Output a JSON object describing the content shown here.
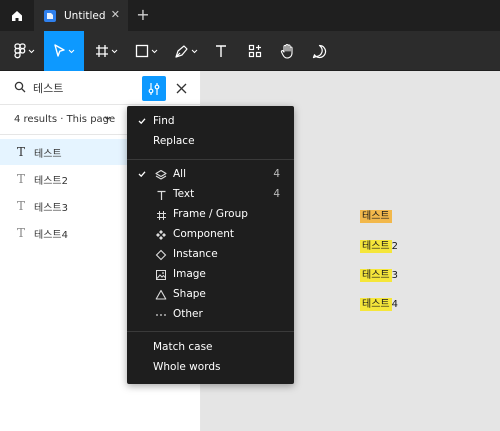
{
  "tab": {
    "title": "Untitled"
  },
  "search": {
    "query": "테스트"
  },
  "results": {
    "summary": "4 results · This page",
    "items": [
      {
        "label": "테스트"
      },
      {
        "label": "테스트2"
      },
      {
        "label": "테스트3"
      },
      {
        "label": "테스트4"
      }
    ]
  },
  "menu": {
    "find": "Find",
    "replace": "Replace",
    "all": {
      "label": "All",
      "count": "4"
    },
    "text": {
      "label": "Text",
      "count": "4"
    },
    "frame": "Frame / Group",
    "component": "Component",
    "instance": "Instance",
    "image": "Image",
    "shape": "Shape",
    "other": "Other",
    "match_case": "Match case",
    "whole_words": "Whole words"
  },
  "canvas": {
    "items": [
      {
        "mark": "테스트",
        "suffix": ""
      },
      {
        "mark": "테스트",
        "suffix": "2"
      },
      {
        "mark": "테스트",
        "suffix": "3"
      },
      {
        "mark": "테스트",
        "suffix": "4"
      }
    ]
  },
  "colors": {
    "accent": "#0d99ff",
    "highlight": "#f5e63a",
    "current_highlight": "#f2b84b"
  }
}
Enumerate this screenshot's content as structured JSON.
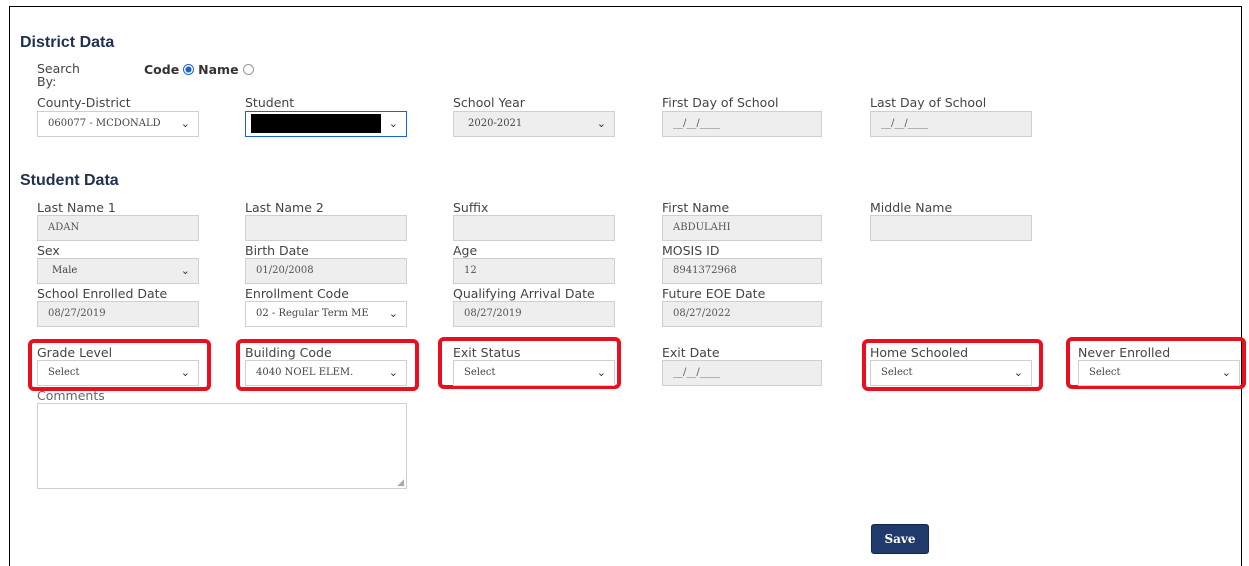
{
  "district": {
    "title": "District Data",
    "search_by_label": "Search By:",
    "code_label": "Code",
    "name_label": "Name",
    "county_district_label": "County-District",
    "county_district_value": "060077 - MCDONALD",
    "student_label": "Student",
    "school_year_label": "School Year",
    "school_year_value": "2020-2021",
    "first_day_label": "First Day of School",
    "first_day_value": "__/__/____",
    "last_day_label": "Last Day of School",
    "last_day_value": "__/__/____"
  },
  "student": {
    "title": "Student Data",
    "last_name1_label": "Last Name 1",
    "last_name1_value": "ADAN",
    "last_name2_label": "Last Name 2",
    "last_name2_value": "",
    "suffix_label": "Suffix",
    "suffix_value": "",
    "first_name_label": "First Name",
    "first_name_value": "ABDULAHI",
    "middle_name_label": "Middle Name",
    "middle_name_value": "",
    "sex_label": "Sex",
    "sex_value": "Male",
    "birth_date_label": "Birth Date",
    "birth_date_value": "01/20/2008",
    "age_label": "Age",
    "age_value": "12",
    "mosis_label": "MOSIS ID",
    "mosis_value": "8941372968",
    "enrolled_date_label": "School Enrolled Date",
    "enrolled_date_value": "08/27/2019",
    "enrollment_code_label": "Enrollment Code",
    "enrollment_code_value": "02 - Regular Term ME",
    "qualifying_label": "Qualifying Arrival Date",
    "qualifying_value": "08/27/2019",
    "future_eoe_label": "Future EOE Date",
    "future_eoe_value": "08/27/2022",
    "grade_level_label": "Grade Level",
    "grade_level_value": "Select",
    "building_code_label": "Building Code",
    "building_code_value": "4040 NOEL ELEM.",
    "exit_status_label": "Exit Status",
    "exit_status_value": "Select",
    "exit_date_label": "Exit Date",
    "exit_date_value": "__/__/____",
    "home_schooled_label": "Home Schooled",
    "home_schooled_value": "Select",
    "never_enrolled_label": "Never Enrolled",
    "never_enrolled_value": "Select",
    "comments_label": "Comments"
  },
  "actions": {
    "save_label": "Save"
  },
  "colors": {
    "highlight": "#e8101e",
    "save_button": "#1f3a6b"
  }
}
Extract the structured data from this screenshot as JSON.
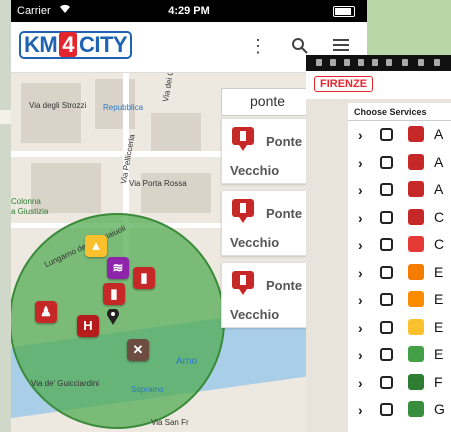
{
  "status": {
    "carrier": "Carrier",
    "time": "4:29 PM"
  },
  "logo": {
    "km": "KM",
    "num": "4",
    "city": "CITY"
  },
  "search": {
    "value": "ponte"
  },
  "results": [
    {
      "line1": "Ponte",
      "line2": "Vecchio"
    },
    {
      "line1": "Ponte",
      "line2": "Vecchio"
    },
    {
      "line1": "Ponte",
      "line2": "Vecchio"
    }
  ],
  "map_labels": {
    "strozzi": "Via degli Strozzi",
    "repubblica": "Repubblica",
    "calzaiuoli": "Via dei Calzaiuoli",
    "pellicceria": "Via Pellicceria",
    "porta_rossa": "Via Porta Rossa",
    "colonna": "Colonna",
    "giustizia": "a Giustizia",
    "lungarno_acciaiuoli": "Lungarno degli Acciaiuoli",
    "arno": "Arno",
    "guicciardini": "Via de' Guicciardini",
    "sopramo": "Sopramo",
    "san_fr": "Via San Fr"
  },
  "phone2": {
    "city_badge": "FIRENZE",
    "panel_title": "Choose Services",
    "services": [
      {
        "letter": "A",
        "color": "#c62828"
      },
      {
        "letter": "A",
        "color": "#c62828"
      },
      {
        "letter": "A",
        "color": "#c62828"
      },
      {
        "letter": "C",
        "color": "#c62828"
      },
      {
        "letter": "C",
        "color": "#e53935"
      },
      {
        "letter": "E",
        "color": "#f57c00"
      },
      {
        "letter": "E",
        "color": "#fb8c00"
      },
      {
        "letter": "E",
        "color": "#fbc02d"
      },
      {
        "letter": "E",
        "color": "#43a047"
      },
      {
        "letter": "F",
        "color": "#2e7d32"
      },
      {
        "letter": "G",
        "color": "#388e3c"
      }
    ]
  }
}
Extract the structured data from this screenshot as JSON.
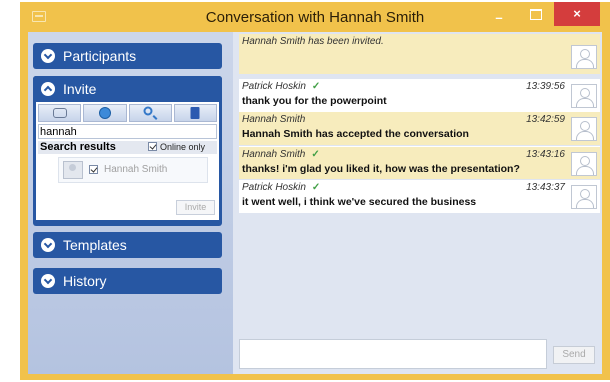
{
  "window": {
    "title": "Conversation with Hannah Smith",
    "minimize": "–",
    "close": "×"
  },
  "sidebar": {
    "participants": "Participants",
    "invite": {
      "title": "Invite",
      "search_value": "hannah",
      "results_label": "Search results",
      "online_only": "Online only",
      "online_only_checked": true,
      "result": {
        "name": "Hannah Smith",
        "checked": true
      },
      "invite_button": "Invite",
      "tools": [
        "people-icon",
        "globe-icon",
        "search-icon",
        "address-book-icon"
      ]
    },
    "templates": "Templates",
    "history": "History"
  },
  "messages": [
    {
      "sender": "",
      "time": "",
      "text": "",
      "invited_text": "Hannah Smith has been invited.",
      "bg": "yellow"
    },
    {
      "sender": "Patrick Hoskin",
      "verified": true,
      "time": "13:39:56",
      "text": "thank you for the powerpoint",
      "bg": "white"
    },
    {
      "sender": "Hannah Smith",
      "verified": false,
      "time": "13:42:59",
      "text": "Hannah Smith has accepted the conversation",
      "bg": "yellow"
    },
    {
      "sender": "Hannah Smith",
      "verified": true,
      "time": "13:43:16",
      "text": "thanks! i'm glad you liked it, how was the presentation?",
      "bg": "yellow"
    },
    {
      "sender": "Patrick Hoskin",
      "verified": true,
      "time": "13:43:37",
      "text": "it went well, i think we've secured the business",
      "bg": "white"
    }
  ],
  "compose": {
    "value": "",
    "send_label": "Send"
  },
  "colors": {
    "title_bar": "#f1c24b",
    "pane_header": "#2757a3",
    "close_button": "#d43d3d",
    "message_highlight": "#f7ecbd"
  }
}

◇ ◇ ◇

WHAT THE TASK ASKS: Do not copy the pictures, but repeat every line exactly.

SOLUTION:
Output a JSON object describing the content shown here.
{
  "tab": {
    "title": "Untitled"
  },
  "search": {
    "query": "테스트"
  },
  "results": {
    "summary": "4 results · This page",
    "items": [
      {
        "label": "테스트"
      },
      {
        "label": "테스트2"
      },
      {
        "label": "테스트3"
      },
      {
        "label": "테스트4"
      }
    ]
  },
  "menu": {
    "find": "Find",
    "replace": "Replace",
    "all": {
      "label": "All",
      "count": "4"
    },
    "text": {
      "label": "Text",
      "count": "4"
    },
    "frame": "Frame / Group",
    "component": "Component",
    "instance": "Instance",
    "image": "Image",
    "shape": "Shape",
    "other": "Other",
    "match_case": "Match case",
    "whole_words": "Whole words"
  },
  "canvas": {
    "items": [
      {
        "mark": "테스트",
        "suffix": ""
      },
      {
        "mark": "테스트",
        "suffix": "2"
      },
      {
        "mark": "테스트",
        "suffix": "3"
      },
      {
        "mark": "테스트",
        "suffix": "4"
      }
    ]
  },
  "colors": {
    "accent": "#0d99ff",
    "highlight": "#f5e63a",
    "current_highlight": "#f2b84b"
  }
}
Enumerate this screenshot's content as structured JSON.
{
  "district": {
    "title": "District Data",
    "search_by_label": "Search By:",
    "code_label": "Code",
    "name_label": "Name",
    "county_district_label": "County-District",
    "county_district_value": "060077 - MCDONALD",
    "student_label": "Student",
    "school_year_label": "School Year",
    "school_year_value": "2020-2021",
    "first_day_label": "First Day of School",
    "first_day_value": "__/__/____",
    "last_day_label": "Last Day of School",
    "last_day_value": "__/__/____"
  },
  "student": {
    "title": "Student Data",
    "last_name1_label": "Last Name 1",
    "last_name1_value": "ADAN",
    "last_name2_label": "Last Name 2",
    "last_name2_value": "",
    "suffix_label": "Suffix",
    "suffix_value": "",
    "first_name_label": "First Name",
    "first_name_value": "ABDULAHI",
    "middle_name_label": "Middle Name",
    "middle_name_value": "",
    "sex_label": "Sex",
    "sex_value": "Male",
    "birth_date_label": "Birth Date",
    "birth_date_value": "01/20/2008",
    "age_label": "Age",
    "age_value": "12",
    "mosis_label": "MOSIS ID",
    "mosis_value": "8941372968",
    "enrolled_date_label": "School Enrolled Date",
    "enrolled_date_value": "08/27/2019",
    "enrollment_code_label": "Enrollment Code",
    "enrollment_code_value": "02 - Regular Term ME",
    "qualifying_label": "Qualifying Arrival Date",
    "qualifying_value": "08/27/2019",
    "future_eoe_label": "Future EOE Date",
    "future_eoe_value": "08/27/2022",
    "grade_level_label": "Grade Level",
    "grade_level_value": "Select",
    "building_code_label": "Building Code",
    "building_code_value": "4040 NOEL ELEM.",
    "exit_status_label": "Exit Status",
    "exit_status_value": "Select",
    "exit_date_label": "Exit Date",
    "exit_date_value": "__/__/____",
    "home_schooled_label": "Home Schooled",
    "home_schooled_value": "Select",
    "never_enrolled_label": "Never Enrolled",
    "never_enrolled_value": "Select",
    "comments_label": "Comments"
  },
  "actions": {
    "save_label": "Save"
  },
  "colors": {
    "highlight": "#e8101e",
    "save_button": "#1f3a6b"
  }
}
Extract the structured data from this screenshot as JSON.
{
  "status": {
    "carrier": "Carrier",
    "time": "4:29 PM"
  },
  "logo": {
    "km": "KM",
    "num": "4",
    "city": "CITY"
  },
  "search": {
    "value": "ponte"
  },
  "results": [
    {
      "line1": "Ponte",
      "line2": "Vecchio"
    },
    {
      "line1": "Ponte",
      "line2": "Vecchio"
    },
    {
      "line1": "Ponte",
      "line2": "Vecchio"
    }
  ],
  "map_labels": {
    "strozzi": "Via degli Strozzi",
    "repubblica": "Repubblica",
    "calzaiuoli": "Via dei Calzaiuoli",
    "pellicceria": "Via Pellicceria",
    "porta_rossa": "Via Porta Rossa",
    "colonna": "Colonna",
    "giustizia": "a Giustizia",
    "lungarno_acciaiuoli": "Lungarno degli Acciaiuoli",
    "arno": "Arno",
    "guicciardini": "Via de' Guicciardini",
    "sopramo": "Sopramo",
    "san_fr": "Via San Fr"
  },
  "phone2": {
    "city_badge": "FIRENZE",
    "panel_title": "Choose Services",
    "services": [
      {
        "letter": "A",
        "color": "#c62828"
      },
      {
        "letter": "A",
        "color": "#c62828"
      },
      {
        "letter": "A",
        "color": "#c62828"
      },
      {
        "letter": "C",
        "color": "#c62828"
      },
      {
        "letter": "C",
        "color": "#e53935"
      },
      {
        "letter": "E",
        "color": "#f57c00"
      },
      {
        "letter": "E",
        "color": "#fb8c00"
      },
      {
        "letter": "E",
        "color": "#fbc02d"
      },
      {
        "letter": "E",
        "color": "#43a047"
      },
      {
        "letter": "F",
        "color": "#2e7d32"
      },
      {
        "letter": "G",
        "color": "#388e3c"
      }
    ]
  }
}
Extract the structured data from this screenshot as JSON.
{
  "window": {
    "title": "Conversation with Hannah Smith",
    "minimize": "–",
    "close": "×"
  },
  "sidebar": {
    "participants": "Participants",
    "invite": {
      "title": "Invite",
      "search_value": "hannah",
      "results_label": "Search results",
      "online_only": "Online only",
      "online_only_checked": true,
      "result": {
        "name": "Hannah Smith",
        "checked": true
      },
      "invite_button": "Invite",
      "tools": [
        "people-icon",
        "globe-icon",
        "search-icon",
        "address-book-icon"
      ]
    },
    "templates": "Templates",
    "history": "History"
  },
  "messages": [
    {
      "sender": "",
      "time": "",
      "text": "",
      "invited_text": "Hannah Smith has been invited.",
      "bg": "yellow"
    },
    {
      "sender": "Patrick Hoskin",
      "verified": true,
      "time": "13:39:56",
      "text": "thank you for the powerpoint",
      "bg": "white"
    },
    {
      "sender": "Hannah Smith",
      "verified": false,
      "time": "13:42:59",
      "text": "Hannah Smith has accepted the conversation",
      "bg": "yellow"
    },
    {
      "sender": "Hannah Smith",
      "verified": true,
      "time": "13:43:16",
      "text": "thanks! i'm glad you liked it, how was the presentation?",
      "bg": "yellow"
    },
    {
      "sender": "Patrick Hoskin",
      "verified": true,
      "time": "13:43:37",
      "text": "it went well, i think we've secured the business",
      "bg": "white"
    }
  ],
  "compose": {
    "value": "",
    "send_label": "Send"
  },
  "colors": {
    "title_bar": "#f1c24b",
    "pane_header": "#2757a3",
    "close_button": "#d43d3d",
    "message_highlight": "#f7ecbd"
  }
}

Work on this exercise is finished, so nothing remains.